--- Job ---
Each entry below is to be printed verbatim.

--- Data supplied ---
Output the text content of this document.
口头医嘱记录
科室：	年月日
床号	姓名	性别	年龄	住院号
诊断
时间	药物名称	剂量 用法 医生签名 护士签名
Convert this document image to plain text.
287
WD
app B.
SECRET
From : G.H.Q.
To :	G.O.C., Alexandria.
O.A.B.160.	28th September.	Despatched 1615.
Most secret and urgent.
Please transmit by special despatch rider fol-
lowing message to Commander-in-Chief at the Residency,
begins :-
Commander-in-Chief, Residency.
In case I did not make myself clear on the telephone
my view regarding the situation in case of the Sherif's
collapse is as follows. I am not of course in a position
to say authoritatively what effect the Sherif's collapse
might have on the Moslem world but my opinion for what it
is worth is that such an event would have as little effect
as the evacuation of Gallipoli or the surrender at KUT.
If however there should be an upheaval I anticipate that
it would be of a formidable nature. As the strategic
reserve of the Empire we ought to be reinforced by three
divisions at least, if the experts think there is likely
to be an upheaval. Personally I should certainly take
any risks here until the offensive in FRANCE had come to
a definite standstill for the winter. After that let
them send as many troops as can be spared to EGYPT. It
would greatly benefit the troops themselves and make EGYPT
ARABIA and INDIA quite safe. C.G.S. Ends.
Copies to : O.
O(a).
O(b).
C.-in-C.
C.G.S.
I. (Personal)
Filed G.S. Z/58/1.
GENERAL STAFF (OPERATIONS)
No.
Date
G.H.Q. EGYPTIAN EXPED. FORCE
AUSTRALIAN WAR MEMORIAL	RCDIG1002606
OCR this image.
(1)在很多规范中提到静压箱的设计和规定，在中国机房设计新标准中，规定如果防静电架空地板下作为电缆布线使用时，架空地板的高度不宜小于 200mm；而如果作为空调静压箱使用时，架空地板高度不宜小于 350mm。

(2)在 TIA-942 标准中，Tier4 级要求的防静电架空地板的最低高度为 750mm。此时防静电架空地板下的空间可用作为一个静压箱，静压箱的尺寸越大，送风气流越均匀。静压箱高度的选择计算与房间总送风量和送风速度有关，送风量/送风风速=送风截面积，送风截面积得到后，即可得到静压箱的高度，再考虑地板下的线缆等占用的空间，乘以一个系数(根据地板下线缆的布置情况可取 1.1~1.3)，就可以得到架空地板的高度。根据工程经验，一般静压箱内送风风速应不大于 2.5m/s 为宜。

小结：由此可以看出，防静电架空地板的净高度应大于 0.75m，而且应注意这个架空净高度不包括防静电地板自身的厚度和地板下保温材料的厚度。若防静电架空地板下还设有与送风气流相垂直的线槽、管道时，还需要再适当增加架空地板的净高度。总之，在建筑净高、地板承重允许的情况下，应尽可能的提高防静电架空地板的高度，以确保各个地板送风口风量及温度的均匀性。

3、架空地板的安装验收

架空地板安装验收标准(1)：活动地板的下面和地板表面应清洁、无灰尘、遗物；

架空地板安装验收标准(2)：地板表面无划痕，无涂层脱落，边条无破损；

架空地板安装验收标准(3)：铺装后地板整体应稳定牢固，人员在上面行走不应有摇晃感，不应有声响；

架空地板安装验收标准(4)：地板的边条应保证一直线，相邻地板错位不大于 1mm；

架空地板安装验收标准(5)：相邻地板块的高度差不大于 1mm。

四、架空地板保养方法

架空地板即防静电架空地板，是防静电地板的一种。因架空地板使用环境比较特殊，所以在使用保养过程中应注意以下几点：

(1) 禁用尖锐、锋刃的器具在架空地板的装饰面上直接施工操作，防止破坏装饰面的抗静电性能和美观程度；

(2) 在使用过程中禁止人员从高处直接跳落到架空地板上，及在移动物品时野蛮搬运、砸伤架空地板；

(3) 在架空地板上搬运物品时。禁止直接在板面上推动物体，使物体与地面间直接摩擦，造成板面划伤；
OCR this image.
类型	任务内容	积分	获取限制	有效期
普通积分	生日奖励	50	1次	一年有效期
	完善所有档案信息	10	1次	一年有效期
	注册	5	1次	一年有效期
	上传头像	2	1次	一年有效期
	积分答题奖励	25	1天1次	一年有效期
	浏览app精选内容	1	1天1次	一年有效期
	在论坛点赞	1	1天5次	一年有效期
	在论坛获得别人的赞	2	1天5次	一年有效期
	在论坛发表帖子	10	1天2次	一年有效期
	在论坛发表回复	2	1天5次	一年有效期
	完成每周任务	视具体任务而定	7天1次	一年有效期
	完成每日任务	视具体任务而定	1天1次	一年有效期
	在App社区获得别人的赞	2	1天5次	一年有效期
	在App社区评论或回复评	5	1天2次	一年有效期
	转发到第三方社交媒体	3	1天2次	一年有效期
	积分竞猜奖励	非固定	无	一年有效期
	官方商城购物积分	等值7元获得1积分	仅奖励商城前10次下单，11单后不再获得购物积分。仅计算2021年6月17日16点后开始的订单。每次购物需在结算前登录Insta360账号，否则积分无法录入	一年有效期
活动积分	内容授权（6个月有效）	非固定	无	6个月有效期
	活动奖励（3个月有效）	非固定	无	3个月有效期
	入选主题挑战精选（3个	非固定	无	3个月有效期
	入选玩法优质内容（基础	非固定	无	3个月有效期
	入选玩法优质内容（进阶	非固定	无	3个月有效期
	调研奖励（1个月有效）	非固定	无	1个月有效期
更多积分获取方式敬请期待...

--- Solution to this problem ---
Output the text content of this document.
口头医嘱记录
科室：	年月日
床号	姓名	性别	年龄	住院号
诊断
时间	药物名称	剂量 用法 医生签名 护士签名
Convert this document image to plain text.
287
WD
app B.
SECRET
From : G.H.Q.
To :	G.O.C., Alexandria.
O.A.B.160.	28th September.	Despatched 1615.
Most secret and urgent.
Please transmit by special despatch rider fol-
lowing message to Commander-in-Chief at the Residency,
begins :-
Commander-in-Chief, Residency.
In case I did not make myself clear on the telephone
my view regarding the situation in case of the Sherif's
collapse is as follows. I am not of course in a position
to say authoritatively what effect the Sherif's collapse
might have on the Moslem world but my opinion for what it
is worth is that such an event would have as little effect
as the evacuation of Gallipoli or the surrender at KUT.
If however there should be an upheaval I anticipate that
it would be of a formidable nature. As the strategic
reserve of the Empire we ought to be reinforced by three
divisions at least, if the experts think there is likely
to be an upheaval. Personally I should certainly take
any risks here until the offensive in FRANCE had come to
a definite standstill for the winter. After that let
them send as many troops as can be spared to EGYPT. It
would greatly benefit the troops themselves and make EGYPT
ARABIA and INDIA quite safe. C.G.S. Ends.
Copies to : O.
O(a).
O(b).
C.-in-C.
C.G.S.
I. (Personal)
Filed G.S. Z/58/1.
GENERAL STAFF (OPERATIONS)
No.
Date
G.H.Q. EGYPTIAN EXPED. FORCE
AUSTRALIAN WAR MEMORIAL	RCDIG1002606
OCR this image.
(1)在很多规范中提到静压箱的设计和规定，在中国机房设计新标准中，规定如果防静电架空地板下作为电缆布线使用时，架空地板的高度不宜小于 200mm；而如果作为空调静压箱使用时，架空地板高度不宜小于 350mm。

(2)在 TIA-942 标准中，Tier4 级要求的防静电架空地板的最低高度为 750mm。此时防静电架空地板下的空间可用作为一个静压箱，静压箱的尺寸越大，送风气流越均匀。静压箱高度的选择计算与房间总送风量和送风速度有关，送风量/送风风速=送风截面积，送风截面积得到后，即可得到静压箱的高度，再考虑地板下的线缆等占用的空间，乘以一个系数(根据地板下线缆的布置情况可取 1.1~1.3)，就可以得到架空地板的高度。根据工程经验，一般静压箱内送风风速应不大于 2.5m/s 为宜。

小结：由此可以看出，防静电架空地板的净高度应大于 0.75m，而且应注意这个架空净高度不包括防静电地板自身的厚度和地板下保温材料的厚度。若防静电架空地板下还设有与送风气流相垂直的线槽、管道时，还需要再适当增加架空地板的净高度。总之，在建筑净高、地板承重允许的情况下，应尽可能的提高防静电架空地板的高度，以确保各个地板送风口风量及温度的均匀性。

3、架空地板的安装验收

架空地板安装验收标准(1)：活动地板的下面和地板表面应清洁、无灰尘、遗物；

架空地板安装验收标准(2)：地板表面无划痕，无涂层脱落，边条无破损；

架空地板安装验收标准(3)：铺装后地板整体应稳定牢固，人员在上面行走不应有摇晃感，不应有声响；

架空地板安装验收标准(4)：地板的边条应保证一直线，相邻地板错位不大于 1mm；

架空地板安装验收标准(5)：相邻地板块的高度差不大于 1mm。

四、架空地板保养方法

架空地板即防静电架空地板，是防静电地板的一种。因架空地板使用环境比较特殊，所以在使用保养过程中应注意以下几点：

(1) 禁用尖锐、锋刃的器具在架空地板的装饰面上直接施工操作，防止破坏装饰面的抗静电性能和美观程度；

(2) 在使用过程中禁止人员从高处直接跳落到架空地板上，及在移动物品时野蛮搬运、砸伤架空地板；

(3) 在架空地板上搬运物品时。禁止直接在板面上推动物体，使物体与地面间直接摩擦，造成板面划伤；
OCR this image.
类型	任务内容	积分	获取限制	有效期
普通积分	生日奖励	50	1次	一年有效期
	完善所有档案信息	10	1次	一年有效期
	注册	5	1次	一年有效期
	上传头像	2	1次	一年有效期
	积分答题奖励	25	1天1次	一年有效期
	浏览app精选内容	1	1天1次	一年有效期
	在论坛点赞	1	1天5次	一年有效期
	在论坛获得别人的赞	2	1天5次	一年有效期
	在论坛发表帖子	10	1天2次	一年有效期
	在论坛发表回复	2	1天5次	一年有效期
	完成每周任务	视具体任务而定	7天1次	一年有效期
	完成每日任务	视具体任务而定	1天1次	一年有效期
	在App社区获得别人的赞	2	1天5次	一年有效期
	在App社区评论或回复评	5	1天2次	一年有效期
	转发到第三方社交媒体	3	1天2次	一年有效期
	积分竞猜奖励	非固定	无	一年有效期
	官方商城购物积分	等值7元获得1积分	仅奖励商城前10次下单，11单后不再获得购物积分。仅计算2021年6月17日16点后开始的订单。每次购物需在结算前登录Insta360账号，否则积分无法录入	一年有效期
活动积分	内容授权（6个月有效）	非固定	无	6个月有效期
	活动奖励（3个月有效）	非固定	无	3个月有效期
	入选主题挑战精选（3个	非固定	无	3个月有效期
	入选玩法优质内容（基础	非固定	无	3个月有效期
	入选玩法优质内容（进阶	非固定	无	3个月有效期
	调研奖励（1个月有效）	非固定	无	1个月有效期
更多积分获取方式敬请期待...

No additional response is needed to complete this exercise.